[Dataset entries on figures]
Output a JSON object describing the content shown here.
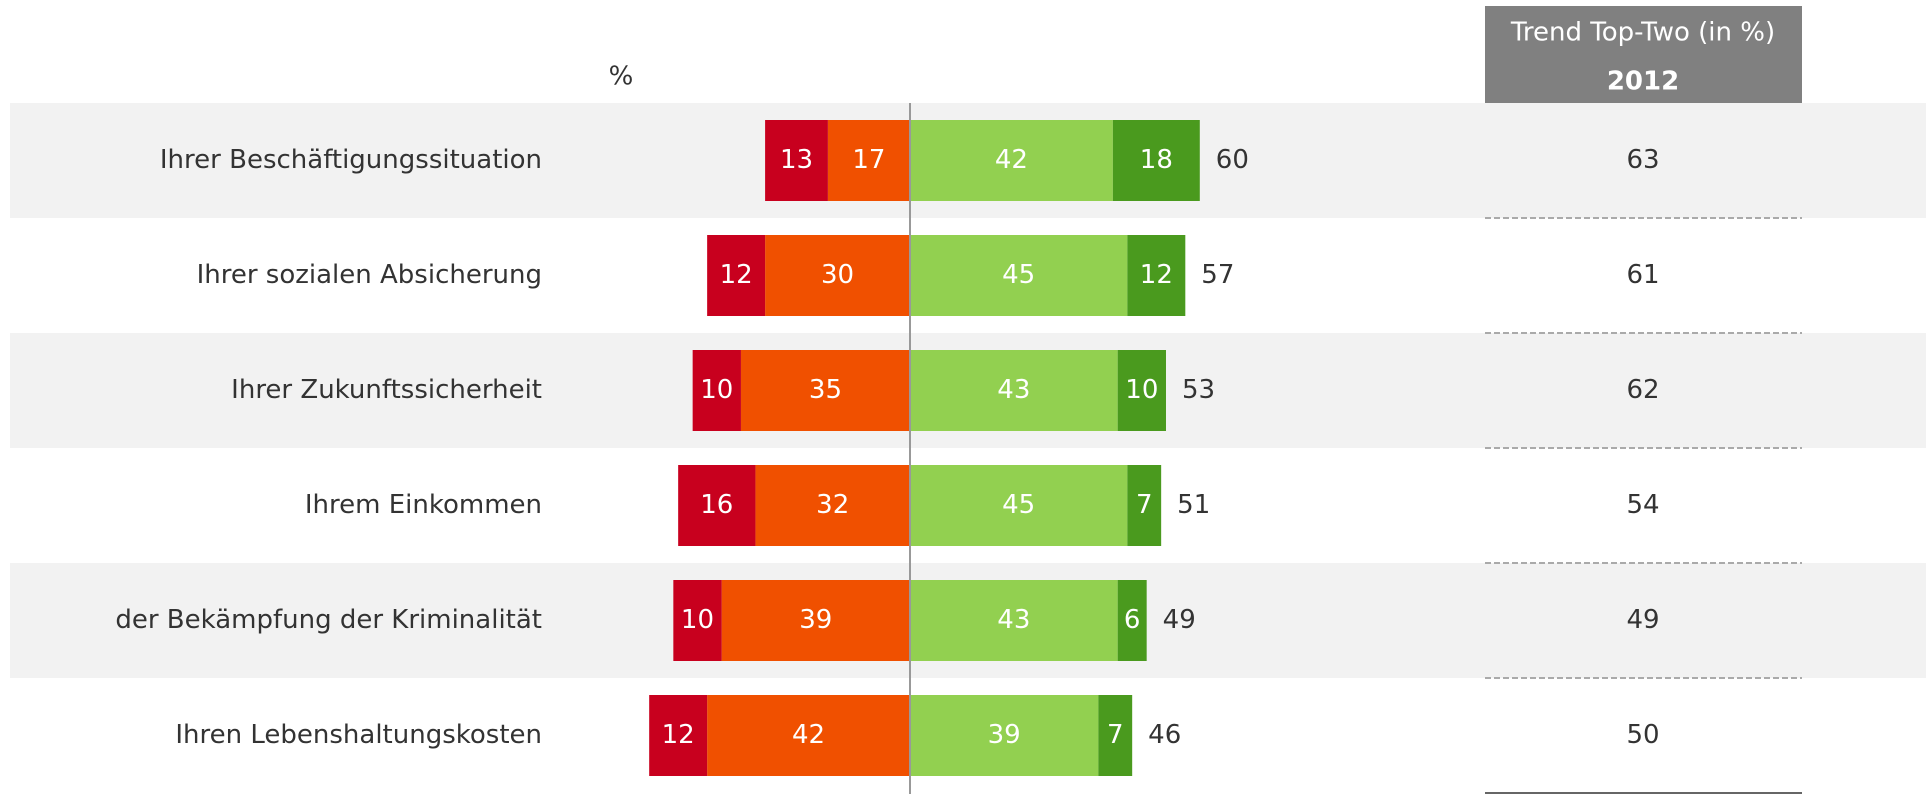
{
  "chart_data": {
    "type": "diverging_bar",
    "unit_label": "%",
    "categories": [
      "Ihrer Beschäftigungssituation",
      "Ihrer sozialen Absicherung",
      "Ihrer Zukunftssicherheit",
      "Ihrem Einkommen",
      "der Bekämpfung der Kriminalität",
      "Ihren Lebenshaltungskosten"
    ],
    "series": [
      {
        "color": "#c8001e",
        "side": "left",
        "values": [
          13,
          12,
          10,
          16,
          10,
          12
        ]
      },
      {
        "color": "#f05000",
        "side": "left",
        "values": [
          17,
          30,
          35,
          32,
          39,
          42
        ]
      },
      {
        "color": "#92d050",
        "side": "right",
        "values": [
          42,
          45,
          43,
          45,
          43,
          39
        ]
      },
      {
        "color": "#4a9a1e",
        "side": "right",
        "values": [
          18,
          12,
          10,
          7,
          6,
          7
        ]
      }
    ],
    "top_two_values": [
      60,
      57,
      53,
      51,
      49,
      46
    ],
    "trend": {
      "title": "Trend Top-Two (in %)",
      "year": "2012",
      "values": [
        63,
        61,
        62,
        54,
        49,
        50
      ]
    }
  }
}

• [Directions]
Your job is to transcribe the entries above exactly; skip the pictures.

• [Problem solution]
Output a JSON object describing the content shown here.
{
  "chart_data": {
    "type": "diverging_bar",
    "unit_label": "%",
    "categories": [
      "Ihrer Beschäftigungssituation",
      "Ihrer sozialen Absicherung",
      "Ihrer Zukunftssicherheit",
      "Ihrem Einkommen",
      "der Bekämpfung der Kriminalität",
      "Ihren Lebenshaltungskosten"
    ],
    "series": [
      {
        "color": "#c8001e",
        "side": "left",
        "values": [
          13,
          12,
          10,
          16,
          10,
          12
        ]
      },
      {
        "color": "#f05000",
        "side": "left",
        "values": [
          17,
          30,
          35,
          32,
          39,
          42
        ]
      },
      {
        "color": "#92d050",
        "side": "right",
        "values": [
          42,
          45,
          43,
          45,
          43,
          39
        ]
      },
      {
        "color": "#4a9a1e",
        "side": "right",
        "values": [
          18,
          12,
          10,
          7,
          6,
          7
        ]
      }
    ],
    "top_two_values": [
      60,
      57,
      53,
      51,
      49,
      46
    ],
    "trend": {
      "title": "Trend Top-Two (in %)",
      "year": "2012",
      "values": [
        63,
        61,
        62,
        54,
        49,
        50
      ]
    }
  }
}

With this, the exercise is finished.